• **Challenge**: Without including any pictures, write out all the entries exactly.

(Data records)
[BEGIN]
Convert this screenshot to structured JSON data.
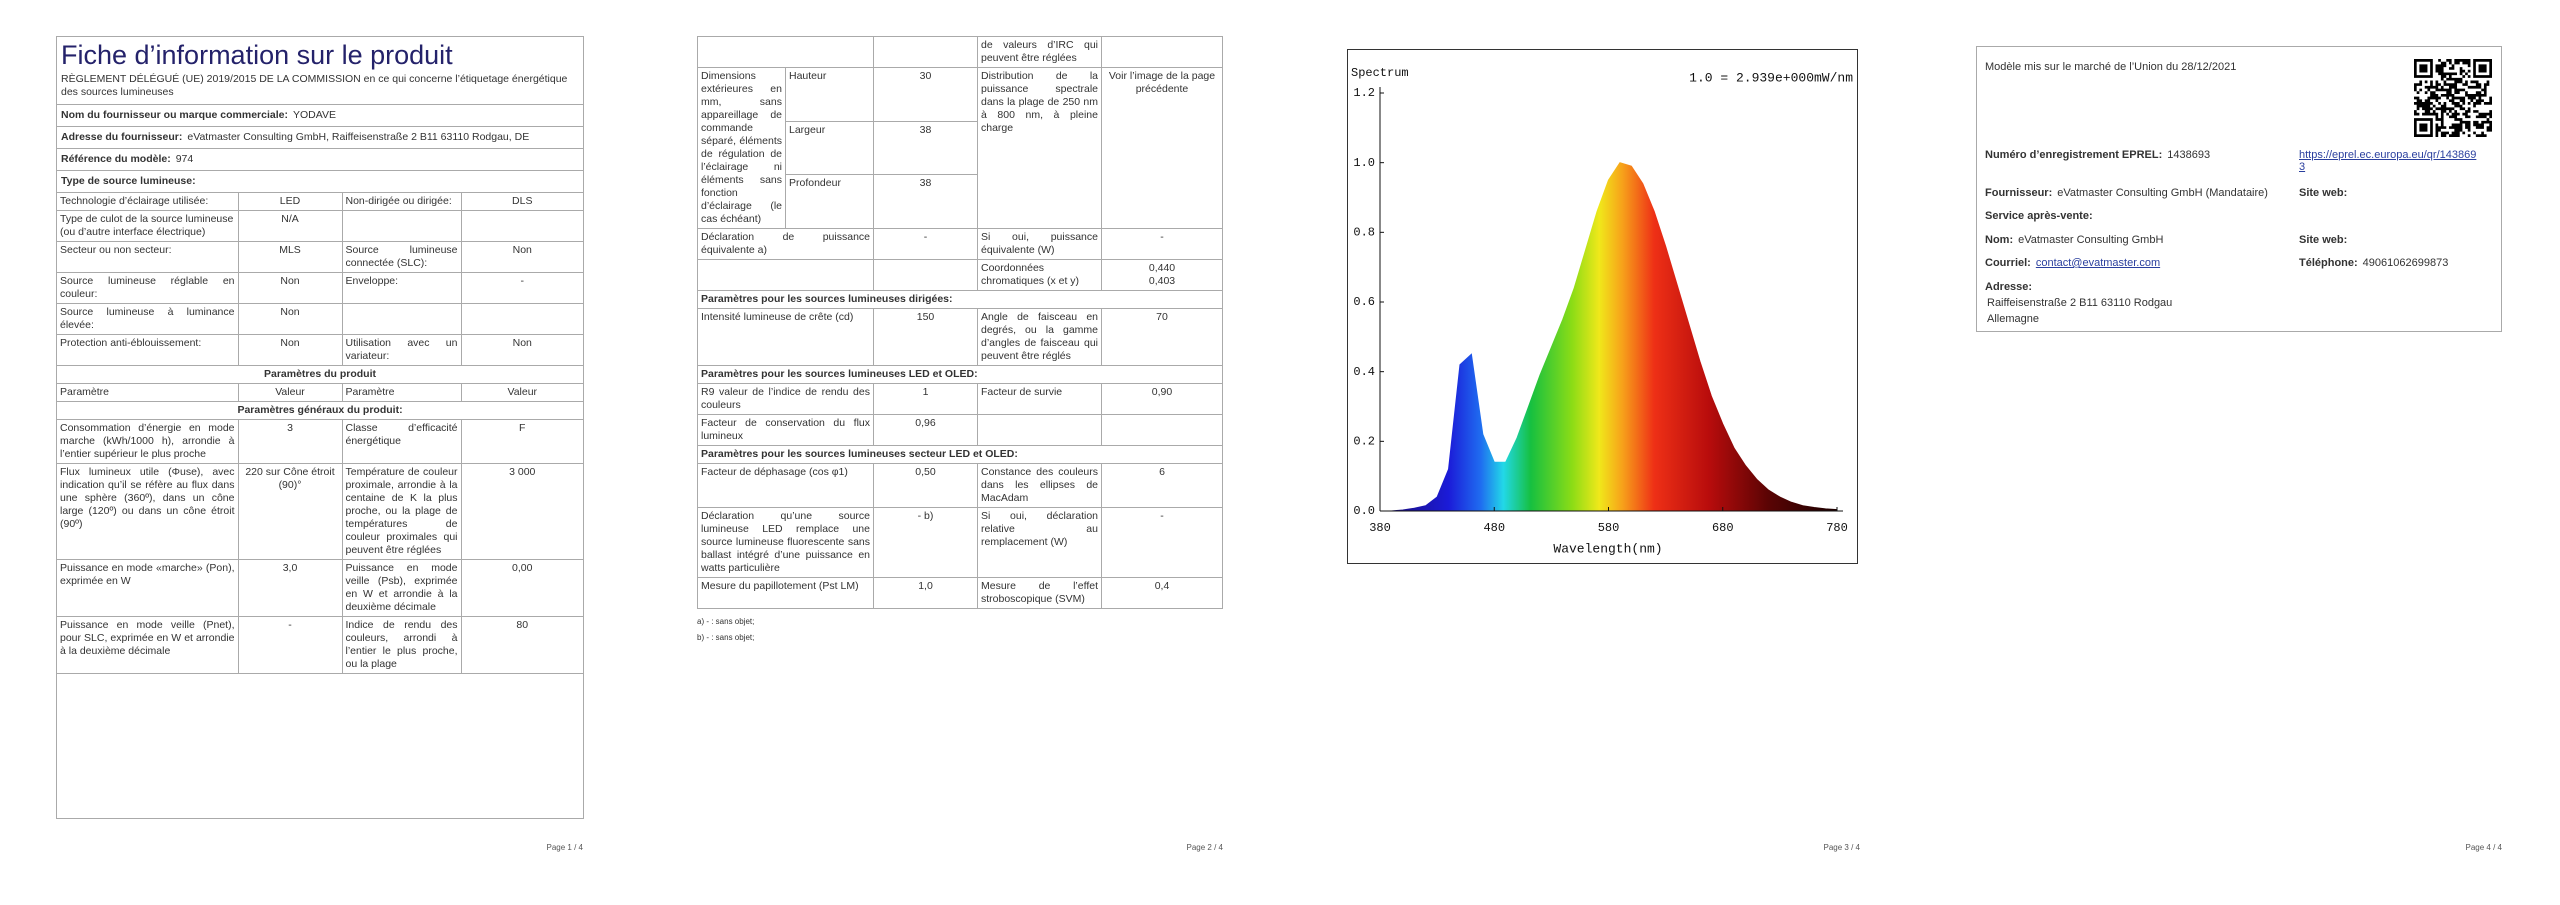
{
  "page1": {
    "title": "Fiche d’information sur le produit",
    "regulation": "RÈGLEMENT DÉLÉGUÉ (UE) 2019/2015 DE LA COMMISSION en ce qui concerne l’étiquetage énergétique des sources lumineuses",
    "rows": [
      {
        "label": "Nom du fournisseur ou marque commerciale:",
        "value": "YODAVE"
      },
      {
        "label": "Adresse du fournisseur:",
        "value": "eVatmaster Consulting GmbH, Raiffeisenstraße 2 B11 63110 Rodgau, DE"
      },
      {
        "label": "Référence du modèle:",
        "value": "974"
      },
      {
        "label": "Type de source lumineuse:"
      },
      [
        "Technologie d’éclairage utilisée:",
        "LED",
        "Non-dirigée ou dirigée:",
        "DLS"
      ],
      [
        "Type de culot de la source lumineuse\n(ou d’autre interface électrique)",
        "N/A",
        null,
        null
      ],
      [
        "Secteur ou non secteur:",
        "MLS",
        "Source lumineuse connectée (SLC):",
        "Non"
      ],
      [
        "Source lumineuse réglable en couleur:",
        "Non",
        "Enveloppe:",
        "-"
      ],
      [
        "Source lumineuse à luminance élevée:",
        "Non",
        null,
        null
      ],
      [
        "Protection anti-éblouissement:",
        "Non",
        "Utilisation avec un variateur:",
        "Non"
      ],
      "Paramètres du produit",
      [
        "Paramètre",
        "Valeur",
        "Paramètre",
        "Valeur"
      ],
      "Paramètres généraux du produit:",
      [
        "Consommation d’énergie en mode marche (kWh/1000 h), arrondie à l’entier supérieur le plus proche",
        "3",
        "Classe d’efficacité énergétique",
        "F"
      ],
      [
        "Flux lumineux utile (Φuse), avec indication qu’il se réfère au flux dans une sphère (360º), dans un cône large (120º) ou dans un cône étroit (90º)",
        "220 sur Cône étroit (90)°",
        "Température de couleur proximale, arrondie à la centaine de K la plus proche, ou la plage de températures de couleur proximales qui peuvent être réglées",
        "3 000"
      ],
      [
        "Puissance en mode «marche» (Pon), exprimée en W",
        "3,0",
        "Puissance en mode veille (Psb), exprimée en W et arrondie à la deuxième décimale",
        "0,00"
      ],
      [
        "Puissance en mode veille (Pnet), pour SLC, exprimée en W et arrondie à la deuxième décimale",
        "-",
        "Indice de rendu des couleurs, arrondi à l’entier le plus proche, ou la plage",
        "80"
      ]
    ],
    "page_number": "Page 1 / 4"
  },
  "page2": {
    "rows": [
      [
        null,
        null,
        "de valeurs d’IRC qui peuvent être réglées",
        null
      ],
      {
        "label": "Dimensions extérieures en mm, sans appareillage de commande séparé, éléments de régulation de l’éclairage ni éléments sans fonction d’éclairage (le cas échéant)",
        "dims": [
          [
            "Hauteur",
            "30"
          ],
          [
            "Largeur",
            "38"
          ],
          [
            "Profondeur",
            "38"
          ]
        ],
        "spectral_label": "Distribution de la puissance spectrale dans la plage de 250 nm à 800 nm, à pleine charge",
        "spectral_value": "Voir l’image de la page précédente"
      },
      [
        "Déclaration de puissance équivalente a)",
        "-",
        "Si oui, puissance équivalente (W)",
        "-"
      ],
      [
        null,
        null,
        "Coordonnées chromatiques (x et y)",
        "0,440\n0,403"
      ],
      "Paramètres pour les sources lumineuses dirigées:",
      [
        "Intensité lumineuse de crête (cd)",
        "150",
        "Angle de faisceau en degrés, ou la gamme d’angles de faisceau qui peuvent être réglés",
        "70"
      ],
      "Paramètres pour les sources lumineuses LED et OLED:",
      [
        "R9 valeur de l’indice de rendu des couleurs",
        "1",
        "Facteur de survie",
        "0,90"
      ],
      [
        "Facteur de conservation du flux lumineux",
        "0,96",
        null,
        null
      ],
      "Paramètres pour les sources lumineuses secteur LED et OLED:",
      [
        "Facteur de déphasage (cos φ1)",
        "0,50",
        "Constance des couleurs dans les ellipses de MacAdam",
        "6"
      ],
      [
        "Déclaration qu’une source lumineuse LED remplace une source lumineuse fluorescente sans ballast intégré d’une puissance en watts particulière",
        "- b)",
        "Si oui, déclaration relative au remplacement (W)",
        "-"
      ],
      [
        "Mesure du papillotement (Pst LM)",
        "1,0",
        "Mesure de l’effet stroboscopique (SVM)",
        "0,4"
      ]
    ],
    "footnotes": [
      "a) - : sans objet;",
      "b) - : sans objet;"
    ],
    "page_number": "Page 2 / 4"
  },
  "spectrum": {
    "type": "area",
    "title": "Spectrum",
    "annotation": "1.0 = 2.939e+000mW/nm",
    "xlabel": "Wavelength(nm)",
    "x": [
      380,
      390,
      400,
      410,
      420,
      430,
      440,
      450,
      460,
      470,
      480,
      490,
      500,
      510,
      520,
      530,
      540,
      550,
      560,
      570,
      580,
      590,
      600,
      610,
      620,
      630,
      640,
      650,
      660,
      670,
      680,
      690,
      700,
      710,
      720,
      730,
      740,
      750,
      760,
      770,
      780
    ],
    "values": [
      0,
      0,
      0.003,
      0.008,
      0.015,
      0.04,
      0.12,
      0.42,
      0.45,
      0.22,
      0.14,
      0.14,
      0.21,
      0.3,
      0.39,
      0.47,
      0.55,
      0.64,
      0.75,
      0.86,
      0.95,
      1.0,
      0.99,
      0.94,
      0.86,
      0.76,
      0.65,
      0.54,
      0.43,
      0.33,
      0.25,
      0.18,
      0.13,
      0.09,
      0.06,
      0.04,
      0.025,
      0.015,
      0.01,
      0.006,
      0.004
    ],
    "xlim": [
      380,
      780
    ],
    "ylim": [
      0,
      1.2
    ],
    "xticks": [
      380,
      480,
      580,
      680,
      780
    ],
    "yticks": [
      {
        "value": 0,
        "label": "0.0"
      },
      0.2,
      0.4,
      0.6,
      0.8,
      {
        "value": 1,
        "label": "1.0"
      },
      1.2
    ],
    "page_number": "Page 3 / 4"
  },
  "page4": {
    "market": "Modèle mis sur le marché de l’Union du 28/12/2021",
    "eprel_label": "Numéro d’enregistrement EPREL:",
    "eprel_value": "1438693",
    "eprel_link": "https://eprel.ec.europa.eu/qr/1438693",
    "supplier_label": "Fournisseur:",
    "supplier_value": "eVatmaster Consulting GmbH (Mandataire)",
    "website_label_1": "Site web:",
    "service": "Service après-vente:",
    "name_label": "Nom:",
    "name_value": "eVatmaster Consulting GmbH",
    "website_label_2": "Site web:",
    "email_label": "Courriel:",
    "email_value": "contact@evatmaster.com",
    "phone_label": "Téléphone:",
    "phone_value": "49061062699873",
    "address_label": "Adresse:",
    "address_lines": [
      "Raiffeisenstraße 2 B11 63110 Rodgau",
      "Allemagne"
    ],
    "page_number": "Page 4 / 4"
  }
}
[END]
• **Response to this task**:
Convert this screenshot to structured JSON data.
{
  "page1": {
    "title": "Fiche d’information sur le produit",
    "regulation": "RÈGLEMENT DÉLÉGUÉ (UE) 2019/2015 DE LA COMMISSION en ce qui concerne l’étiquetage énergétique des sources lumineuses",
    "rows": [
      {
        "label": "Nom du fournisseur ou marque commerciale:",
        "value": "YODAVE"
      },
      {
        "label": "Adresse du fournisseur:",
        "value": "eVatmaster Consulting GmbH, Raiffeisenstraße 2 B11 63110 Rodgau, DE"
      },
      {
        "label": "Référence du modèle:",
        "value": "974"
      },
      {
        "label": "Type de source lumineuse:"
      },
      [
        "Technologie d’éclairage utilisée:",
        "LED",
        "Non-dirigée ou dirigée:",
        "DLS"
      ],
      [
        "Type de culot de la source lumineuse\n(ou d’autre interface électrique)",
        "N/A",
        null,
        null
      ],
      [
        "Secteur ou non secteur:",
        "MLS",
        "Source lumineuse connectée (SLC):",
        "Non"
      ],
      [
        "Source lumineuse réglable en couleur:",
        "Non",
        "Enveloppe:",
        "-"
      ],
      [
        "Source lumineuse à luminance élevée:",
        "Non",
        null,
        null
      ],
      [
        "Protection anti-éblouissement:",
        "Non",
        "Utilisation avec un variateur:",
        "Non"
      ],
      "Paramètres du produit",
      [
        "Paramètre",
        "Valeur",
        "Paramètre",
        "Valeur"
      ],
      "Paramètres généraux du produit:",
      [
        "Consommation d’énergie en mode marche (kWh/1000 h), arrondie à l’entier supérieur le plus proche",
        "3",
        "Classe d’efficacité énergétique",
        "F"
      ],
      [
        "Flux lumineux utile (Φuse), avec indication qu’il se réfère au flux dans une sphère (360º), dans un cône large (120º) ou dans un cône étroit (90º)",
        "220 sur Cône étroit (90)°",
        "Température de couleur proximale, arrondie à la centaine de K la plus proche, ou la plage de températures de couleur proximales qui peuvent être réglées",
        "3 000"
      ],
      [
        "Puissance en mode «marche» (Pon), exprimée en W",
        "3,0",
        "Puissance en mode veille (Psb), exprimée en W et arrondie à la deuxième décimale",
        "0,00"
      ],
      [
        "Puissance en mode veille (Pnet), pour SLC, exprimée en W et arrondie à la deuxième décimale",
        "-",
        "Indice de rendu des couleurs, arrondi à l’entier le plus proche, ou la plage",
        "80"
      ]
    ],
    "page_number": "Page 1 / 4"
  },
  "page2": {
    "rows": [
      [
        null,
        null,
        "de valeurs d’IRC qui peuvent être réglées",
        null
      ],
      {
        "label": "Dimensions extérieures en mm, sans appareillage de commande séparé, éléments de régulation de l’éclairage ni éléments sans fonction d’éclairage (le cas échéant)",
        "dims": [
          [
            "Hauteur",
            "30"
          ],
          [
            "Largeur",
            "38"
          ],
          [
            "Profondeur",
            "38"
          ]
        ],
        "spectral_label": "Distribution de la puissance spectrale dans la plage de 250 nm à 800 nm, à pleine charge",
        "spectral_value": "Voir l’image de la page précédente"
      },
      [
        "Déclaration de puissance équivalente a)",
        "-",
        "Si oui, puissance équivalente (W)",
        "-"
      ],
      [
        null,
        null,
        "Coordonnées chromatiques (x et y)",
        "0,440\n0,403"
      ],
      "Paramètres pour les sources lumineuses dirigées:",
      [
        "Intensité lumineuse de crête (cd)",
        "150",
        "Angle de faisceau en degrés, ou la gamme d’angles de faisceau qui peuvent être réglés",
        "70"
      ],
      "Paramètres pour les sources lumineuses LED et OLED:",
      [
        "R9 valeur de l’indice de rendu des couleurs",
        "1",
        "Facteur de survie",
        "0,90"
      ],
      [
        "Facteur de conservation du flux lumineux",
        "0,96",
        null,
        null
      ],
      "Paramètres pour les sources lumineuses secteur LED et OLED:",
      [
        "Facteur de déphasage (cos φ1)",
        "0,50",
        "Constance des couleurs dans les ellipses de MacAdam",
        "6"
      ],
      [
        "Déclaration qu’une source lumineuse LED remplace une source lumineuse fluorescente sans ballast intégré d’une puissance en watts particulière",
        "- b)",
        "Si oui, déclaration relative au remplacement (W)",
        "-"
      ],
      [
        "Mesure du papillotement (Pst LM)",
        "1,0",
        "Mesure de l’effet stroboscopique (SVM)",
        "0,4"
      ]
    ],
    "footnotes": [
      "a) - : sans objet;",
      "b) - : sans objet;"
    ],
    "page_number": "Page 2 / 4"
  },
  "spectrum": {
    "type": "area",
    "title": "Spectrum",
    "annotation": "1.0 = 2.939e+000mW/nm",
    "xlabel": "Wavelength(nm)",
    "x": [
      380,
      390,
      400,
      410,
      420,
      430,
      440,
      450,
      460,
      470,
      480,
      490,
      500,
      510,
      520,
      530,
      540,
      550,
      560,
      570,
      580,
      590,
      600,
      610,
      620,
      630,
      640,
      650,
      660,
      670,
      680,
      690,
      700,
      710,
      720,
      730,
      740,
      750,
      760,
      770,
      780
    ],
    "values": [
      0,
      0,
      0.003,
      0.008,
      0.015,
      0.04,
      0.12,
      0.42,
      0.45,
      0.22,
      0.14,
      0.14,
      0.21,
      0.3,
      0.39,
      0.47,
      0.55,
      0.64,
      0.75,
      0.86,
      0.95,
      1.0,
      0.99,
      0.94,
      0.86,
      0.76,
      0.65,
      0.54,
      0.43,
      0.33,
      0.25,
      0.18,
      0.13,
      0.09,
      0.06,
      0.04,
      0.025,
      0.015,
      0.01,
      0.006,
      0.004
    ],
    "xlim": [
      380,
      780
    ],
    "ylim": [
      0,
      1.2
    ],
    "xticks": [
      380,
      480,
      580,
      680,
      780
    ],
    "yticks": [
      {
        "value": 0,
        "label": "0.0"
      },
      0.2,
      0.4,
      0.6,
      0.8,
      {
        "value": 1,
        "label": "1.0"
      },
      1.2
    ],
    "page_number": "Page 3 / 4"
  },
  "page4": {
    "market": "Modèle mis sur le marché de l’Union du 28/12/2021",
    "eprel_label": "Numéro d’enregistrement EPREL:",
    "eprel_value": "1438693",
    "eprel_link": "https://eprel.ec.europa.eu/qr/1438693",
    "supplier_label": "Fournisseur:",
    "supplier_value": "eVatmaster Consulting GmbH (Mandataire)",
    "website_label_1": "Site web:",
    "service": "Service après-vente:",
    "name_label": "Nom:",
    "name_value": "eVatmaster Consulting GmbH",
    "website_label_2": "Site web:",
    "email_label": "Courriel:",
    "email_value": "contact@evatmaster.com",
    "phone_label": "Téléphone:",
    "phone_value": "49061062699873",
    "address_label": "Adresse:",
    "address_lines": [
      "Raiffeisenstraße 2 B11 63110 Rodgau",
      "Allemagne"
    ],
    "page_number": "Page 4 / 4"
  }
}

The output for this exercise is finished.